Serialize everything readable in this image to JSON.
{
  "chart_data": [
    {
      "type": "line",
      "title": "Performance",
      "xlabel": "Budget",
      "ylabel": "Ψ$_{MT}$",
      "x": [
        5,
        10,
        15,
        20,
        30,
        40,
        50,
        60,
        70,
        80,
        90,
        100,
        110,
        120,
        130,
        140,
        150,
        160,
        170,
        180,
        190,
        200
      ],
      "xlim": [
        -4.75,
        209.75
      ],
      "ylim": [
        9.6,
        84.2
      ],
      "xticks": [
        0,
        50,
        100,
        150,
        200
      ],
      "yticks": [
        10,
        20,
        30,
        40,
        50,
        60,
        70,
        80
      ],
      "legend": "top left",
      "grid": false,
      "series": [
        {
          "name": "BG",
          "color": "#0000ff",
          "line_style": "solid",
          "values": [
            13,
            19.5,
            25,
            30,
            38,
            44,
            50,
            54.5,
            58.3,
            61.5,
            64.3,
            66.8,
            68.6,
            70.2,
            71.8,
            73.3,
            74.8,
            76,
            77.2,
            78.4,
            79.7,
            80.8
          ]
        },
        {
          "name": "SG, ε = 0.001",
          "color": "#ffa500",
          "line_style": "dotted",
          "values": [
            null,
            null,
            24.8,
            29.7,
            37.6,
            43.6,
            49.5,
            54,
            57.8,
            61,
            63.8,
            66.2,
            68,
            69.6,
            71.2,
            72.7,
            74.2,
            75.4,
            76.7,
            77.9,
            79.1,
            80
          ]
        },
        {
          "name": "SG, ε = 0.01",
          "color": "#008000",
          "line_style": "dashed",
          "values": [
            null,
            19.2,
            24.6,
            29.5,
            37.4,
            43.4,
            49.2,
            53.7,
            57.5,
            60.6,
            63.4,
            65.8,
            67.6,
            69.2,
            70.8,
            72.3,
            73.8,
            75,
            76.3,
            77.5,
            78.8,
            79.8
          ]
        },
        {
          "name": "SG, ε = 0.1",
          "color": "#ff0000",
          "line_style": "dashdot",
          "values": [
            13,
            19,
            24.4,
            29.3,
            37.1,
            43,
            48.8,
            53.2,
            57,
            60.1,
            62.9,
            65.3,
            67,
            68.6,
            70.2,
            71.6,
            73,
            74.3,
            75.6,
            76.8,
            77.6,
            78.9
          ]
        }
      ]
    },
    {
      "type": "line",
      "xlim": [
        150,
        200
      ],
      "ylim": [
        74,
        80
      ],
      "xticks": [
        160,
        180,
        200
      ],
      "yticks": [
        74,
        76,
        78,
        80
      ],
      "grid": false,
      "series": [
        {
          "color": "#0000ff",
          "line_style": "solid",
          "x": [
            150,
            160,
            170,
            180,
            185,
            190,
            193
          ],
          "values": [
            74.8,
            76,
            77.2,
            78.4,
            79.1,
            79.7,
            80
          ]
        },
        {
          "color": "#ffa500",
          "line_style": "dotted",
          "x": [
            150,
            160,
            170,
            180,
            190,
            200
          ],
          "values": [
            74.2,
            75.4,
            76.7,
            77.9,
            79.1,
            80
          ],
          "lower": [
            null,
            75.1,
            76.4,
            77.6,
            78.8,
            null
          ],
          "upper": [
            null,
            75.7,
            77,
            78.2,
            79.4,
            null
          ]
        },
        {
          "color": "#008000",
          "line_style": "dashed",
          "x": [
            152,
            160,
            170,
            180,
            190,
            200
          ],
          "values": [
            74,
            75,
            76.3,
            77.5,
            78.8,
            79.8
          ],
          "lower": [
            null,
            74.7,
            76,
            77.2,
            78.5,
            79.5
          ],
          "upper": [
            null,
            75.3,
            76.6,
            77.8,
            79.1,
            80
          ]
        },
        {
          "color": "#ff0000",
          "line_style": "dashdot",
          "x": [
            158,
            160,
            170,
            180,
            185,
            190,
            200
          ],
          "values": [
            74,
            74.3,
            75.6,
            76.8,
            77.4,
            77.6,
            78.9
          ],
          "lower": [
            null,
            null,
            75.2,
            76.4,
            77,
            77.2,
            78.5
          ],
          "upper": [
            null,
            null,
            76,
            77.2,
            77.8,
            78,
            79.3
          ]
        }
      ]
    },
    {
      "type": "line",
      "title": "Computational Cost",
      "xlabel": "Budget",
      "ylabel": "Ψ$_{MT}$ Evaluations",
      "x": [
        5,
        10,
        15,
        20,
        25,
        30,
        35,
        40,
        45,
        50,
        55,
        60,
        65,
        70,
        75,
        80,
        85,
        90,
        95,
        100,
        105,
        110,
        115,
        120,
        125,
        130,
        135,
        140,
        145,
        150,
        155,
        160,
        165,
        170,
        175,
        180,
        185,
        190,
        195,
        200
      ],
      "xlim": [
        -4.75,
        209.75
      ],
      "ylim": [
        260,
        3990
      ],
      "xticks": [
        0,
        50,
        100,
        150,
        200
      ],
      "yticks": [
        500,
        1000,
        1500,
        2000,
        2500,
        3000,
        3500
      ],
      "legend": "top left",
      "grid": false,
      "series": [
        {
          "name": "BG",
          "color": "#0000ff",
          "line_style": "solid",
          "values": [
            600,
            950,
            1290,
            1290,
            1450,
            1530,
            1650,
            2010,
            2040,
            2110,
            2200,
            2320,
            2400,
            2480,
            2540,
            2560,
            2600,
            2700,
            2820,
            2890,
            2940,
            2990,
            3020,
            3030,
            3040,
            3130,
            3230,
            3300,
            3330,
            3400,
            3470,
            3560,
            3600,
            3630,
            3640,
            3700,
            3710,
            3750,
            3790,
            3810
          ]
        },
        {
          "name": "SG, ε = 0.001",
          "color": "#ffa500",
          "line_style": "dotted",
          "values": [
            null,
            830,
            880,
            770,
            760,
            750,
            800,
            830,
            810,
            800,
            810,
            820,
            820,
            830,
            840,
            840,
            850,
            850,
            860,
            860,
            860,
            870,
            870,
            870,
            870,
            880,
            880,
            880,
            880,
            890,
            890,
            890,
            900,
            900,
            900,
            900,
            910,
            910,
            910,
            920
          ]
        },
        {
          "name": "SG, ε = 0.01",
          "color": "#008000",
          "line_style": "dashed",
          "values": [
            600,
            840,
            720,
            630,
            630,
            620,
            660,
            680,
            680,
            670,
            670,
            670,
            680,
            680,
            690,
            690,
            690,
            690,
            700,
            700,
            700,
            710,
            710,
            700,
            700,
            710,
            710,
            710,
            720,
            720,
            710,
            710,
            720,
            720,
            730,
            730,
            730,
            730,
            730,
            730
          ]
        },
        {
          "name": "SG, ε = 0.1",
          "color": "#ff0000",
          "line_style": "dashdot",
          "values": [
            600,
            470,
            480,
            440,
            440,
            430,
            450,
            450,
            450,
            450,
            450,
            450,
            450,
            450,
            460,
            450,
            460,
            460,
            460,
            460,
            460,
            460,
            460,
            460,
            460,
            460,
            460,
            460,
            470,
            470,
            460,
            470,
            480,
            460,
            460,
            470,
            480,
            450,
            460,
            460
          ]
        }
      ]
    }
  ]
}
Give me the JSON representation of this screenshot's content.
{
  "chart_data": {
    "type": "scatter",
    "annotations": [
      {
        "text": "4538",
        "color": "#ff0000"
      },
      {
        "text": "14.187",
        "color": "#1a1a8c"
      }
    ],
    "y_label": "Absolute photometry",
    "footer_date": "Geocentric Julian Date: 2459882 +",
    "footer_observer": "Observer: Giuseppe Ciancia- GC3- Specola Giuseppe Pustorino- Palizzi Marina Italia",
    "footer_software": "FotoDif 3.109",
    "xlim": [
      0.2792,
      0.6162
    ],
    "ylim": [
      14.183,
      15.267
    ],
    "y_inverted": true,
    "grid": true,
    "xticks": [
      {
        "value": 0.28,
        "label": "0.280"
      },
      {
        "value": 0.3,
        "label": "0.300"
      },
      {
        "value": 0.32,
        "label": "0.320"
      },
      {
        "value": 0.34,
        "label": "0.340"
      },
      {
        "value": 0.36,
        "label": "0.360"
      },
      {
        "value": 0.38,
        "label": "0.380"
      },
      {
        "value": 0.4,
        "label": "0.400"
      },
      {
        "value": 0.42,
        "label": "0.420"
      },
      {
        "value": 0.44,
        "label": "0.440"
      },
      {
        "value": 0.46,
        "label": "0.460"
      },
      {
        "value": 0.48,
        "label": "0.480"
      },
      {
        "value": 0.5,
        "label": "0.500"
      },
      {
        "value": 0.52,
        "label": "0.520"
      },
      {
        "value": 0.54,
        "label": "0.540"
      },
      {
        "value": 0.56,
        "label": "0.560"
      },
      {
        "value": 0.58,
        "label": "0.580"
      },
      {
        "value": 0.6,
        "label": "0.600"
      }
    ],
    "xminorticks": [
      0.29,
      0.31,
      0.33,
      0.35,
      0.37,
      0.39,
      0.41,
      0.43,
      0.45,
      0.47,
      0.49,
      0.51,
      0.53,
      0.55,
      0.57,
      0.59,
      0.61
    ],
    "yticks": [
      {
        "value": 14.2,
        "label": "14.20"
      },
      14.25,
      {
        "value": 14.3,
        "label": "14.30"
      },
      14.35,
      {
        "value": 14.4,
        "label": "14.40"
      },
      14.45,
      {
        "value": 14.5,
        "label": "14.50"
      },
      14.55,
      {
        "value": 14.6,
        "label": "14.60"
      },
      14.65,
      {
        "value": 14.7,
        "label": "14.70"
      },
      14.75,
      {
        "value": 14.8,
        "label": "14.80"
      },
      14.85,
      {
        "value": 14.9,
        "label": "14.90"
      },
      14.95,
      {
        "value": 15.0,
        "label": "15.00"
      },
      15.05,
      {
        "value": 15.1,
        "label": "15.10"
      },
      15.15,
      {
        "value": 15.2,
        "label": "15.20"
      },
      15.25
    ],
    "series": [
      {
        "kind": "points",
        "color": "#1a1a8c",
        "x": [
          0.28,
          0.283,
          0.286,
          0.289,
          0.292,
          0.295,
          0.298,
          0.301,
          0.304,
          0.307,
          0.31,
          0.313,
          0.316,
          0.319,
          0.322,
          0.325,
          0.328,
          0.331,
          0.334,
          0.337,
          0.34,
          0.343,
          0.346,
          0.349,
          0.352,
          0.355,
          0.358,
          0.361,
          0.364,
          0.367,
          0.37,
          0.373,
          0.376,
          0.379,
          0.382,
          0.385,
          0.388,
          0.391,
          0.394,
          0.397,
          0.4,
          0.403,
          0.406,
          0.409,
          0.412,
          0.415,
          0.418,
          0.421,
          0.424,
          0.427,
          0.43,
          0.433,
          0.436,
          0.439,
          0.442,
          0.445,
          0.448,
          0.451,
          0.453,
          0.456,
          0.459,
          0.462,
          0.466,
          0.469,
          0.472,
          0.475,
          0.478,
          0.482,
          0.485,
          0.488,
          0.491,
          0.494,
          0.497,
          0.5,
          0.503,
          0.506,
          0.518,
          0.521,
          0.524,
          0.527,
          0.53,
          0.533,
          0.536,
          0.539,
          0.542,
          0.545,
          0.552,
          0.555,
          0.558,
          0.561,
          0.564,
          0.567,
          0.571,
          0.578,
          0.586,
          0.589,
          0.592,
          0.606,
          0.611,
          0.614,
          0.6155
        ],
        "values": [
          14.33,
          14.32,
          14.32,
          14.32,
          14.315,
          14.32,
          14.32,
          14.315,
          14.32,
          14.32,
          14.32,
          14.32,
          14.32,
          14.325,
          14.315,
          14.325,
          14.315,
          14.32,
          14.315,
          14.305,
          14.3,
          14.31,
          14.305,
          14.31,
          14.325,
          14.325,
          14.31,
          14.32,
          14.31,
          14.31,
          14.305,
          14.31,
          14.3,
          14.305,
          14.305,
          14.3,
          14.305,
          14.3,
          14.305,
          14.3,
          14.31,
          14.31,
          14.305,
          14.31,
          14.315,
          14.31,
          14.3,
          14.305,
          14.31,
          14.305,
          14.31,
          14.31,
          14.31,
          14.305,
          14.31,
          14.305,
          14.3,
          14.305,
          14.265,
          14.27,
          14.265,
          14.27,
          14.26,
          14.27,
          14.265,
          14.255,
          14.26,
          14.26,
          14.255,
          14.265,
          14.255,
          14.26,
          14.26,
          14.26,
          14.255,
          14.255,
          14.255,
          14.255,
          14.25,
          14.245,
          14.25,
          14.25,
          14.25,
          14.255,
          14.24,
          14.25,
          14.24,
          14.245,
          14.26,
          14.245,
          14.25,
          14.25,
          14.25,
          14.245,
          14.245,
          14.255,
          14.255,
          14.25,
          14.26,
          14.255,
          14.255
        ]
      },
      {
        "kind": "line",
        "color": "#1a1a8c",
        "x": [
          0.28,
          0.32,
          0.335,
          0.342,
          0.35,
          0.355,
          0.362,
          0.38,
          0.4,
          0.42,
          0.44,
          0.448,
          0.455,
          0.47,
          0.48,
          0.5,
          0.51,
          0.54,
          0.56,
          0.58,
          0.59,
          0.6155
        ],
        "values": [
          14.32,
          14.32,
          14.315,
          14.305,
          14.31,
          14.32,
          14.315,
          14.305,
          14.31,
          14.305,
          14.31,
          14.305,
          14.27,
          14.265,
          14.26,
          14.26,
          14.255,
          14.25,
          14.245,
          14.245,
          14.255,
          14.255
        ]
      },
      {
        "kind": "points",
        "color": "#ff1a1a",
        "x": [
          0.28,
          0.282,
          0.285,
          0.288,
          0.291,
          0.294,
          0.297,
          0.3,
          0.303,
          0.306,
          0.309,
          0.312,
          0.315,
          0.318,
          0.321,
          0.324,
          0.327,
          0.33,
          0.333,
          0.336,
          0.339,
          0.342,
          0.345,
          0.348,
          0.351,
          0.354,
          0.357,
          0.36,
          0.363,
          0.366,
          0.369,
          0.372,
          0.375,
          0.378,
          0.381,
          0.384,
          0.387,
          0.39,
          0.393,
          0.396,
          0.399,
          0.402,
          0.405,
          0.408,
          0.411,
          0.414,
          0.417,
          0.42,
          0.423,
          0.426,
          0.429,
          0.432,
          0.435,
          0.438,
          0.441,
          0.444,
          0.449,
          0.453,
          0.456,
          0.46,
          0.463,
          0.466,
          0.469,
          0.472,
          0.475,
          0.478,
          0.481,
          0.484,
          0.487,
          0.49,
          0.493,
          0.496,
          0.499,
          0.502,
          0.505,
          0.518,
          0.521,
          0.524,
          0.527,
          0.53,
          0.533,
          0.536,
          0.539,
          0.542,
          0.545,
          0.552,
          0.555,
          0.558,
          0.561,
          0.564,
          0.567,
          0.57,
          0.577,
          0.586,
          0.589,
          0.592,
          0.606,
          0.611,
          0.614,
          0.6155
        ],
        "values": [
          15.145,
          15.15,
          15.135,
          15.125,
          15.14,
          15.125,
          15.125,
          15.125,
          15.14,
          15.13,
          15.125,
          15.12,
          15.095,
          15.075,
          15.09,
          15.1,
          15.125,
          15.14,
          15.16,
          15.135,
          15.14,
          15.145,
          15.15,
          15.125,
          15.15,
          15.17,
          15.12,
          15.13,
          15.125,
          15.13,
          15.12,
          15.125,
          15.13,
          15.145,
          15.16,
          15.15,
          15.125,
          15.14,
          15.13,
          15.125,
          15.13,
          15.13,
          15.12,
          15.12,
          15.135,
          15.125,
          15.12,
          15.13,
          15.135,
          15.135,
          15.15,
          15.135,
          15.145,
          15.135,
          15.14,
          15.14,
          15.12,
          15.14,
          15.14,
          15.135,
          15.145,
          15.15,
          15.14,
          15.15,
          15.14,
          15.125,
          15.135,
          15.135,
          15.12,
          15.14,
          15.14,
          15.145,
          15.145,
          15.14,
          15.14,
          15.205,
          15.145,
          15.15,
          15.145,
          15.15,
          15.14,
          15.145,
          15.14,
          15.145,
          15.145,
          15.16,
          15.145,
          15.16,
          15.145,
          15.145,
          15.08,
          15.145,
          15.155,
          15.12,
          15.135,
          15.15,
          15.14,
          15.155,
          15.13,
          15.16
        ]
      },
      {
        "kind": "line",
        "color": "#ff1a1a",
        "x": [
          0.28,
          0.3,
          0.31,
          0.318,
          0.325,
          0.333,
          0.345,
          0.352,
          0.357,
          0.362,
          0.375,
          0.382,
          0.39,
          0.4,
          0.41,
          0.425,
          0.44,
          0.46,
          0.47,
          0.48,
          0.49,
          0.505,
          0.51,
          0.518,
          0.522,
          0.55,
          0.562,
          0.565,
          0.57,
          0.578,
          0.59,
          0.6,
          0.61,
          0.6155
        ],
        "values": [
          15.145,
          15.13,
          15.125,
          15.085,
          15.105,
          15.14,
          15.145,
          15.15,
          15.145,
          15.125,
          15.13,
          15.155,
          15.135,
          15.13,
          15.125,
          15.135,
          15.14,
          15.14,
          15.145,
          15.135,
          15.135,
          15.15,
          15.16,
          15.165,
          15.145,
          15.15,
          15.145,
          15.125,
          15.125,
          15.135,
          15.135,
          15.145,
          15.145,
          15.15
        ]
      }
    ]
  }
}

# # # # #

All lines above with "this" in them should be returned.

[WRITTEN RESPONSE]
Serialize everything readable in this image to JSON.
Give me the JSON representation of this screenshot's content.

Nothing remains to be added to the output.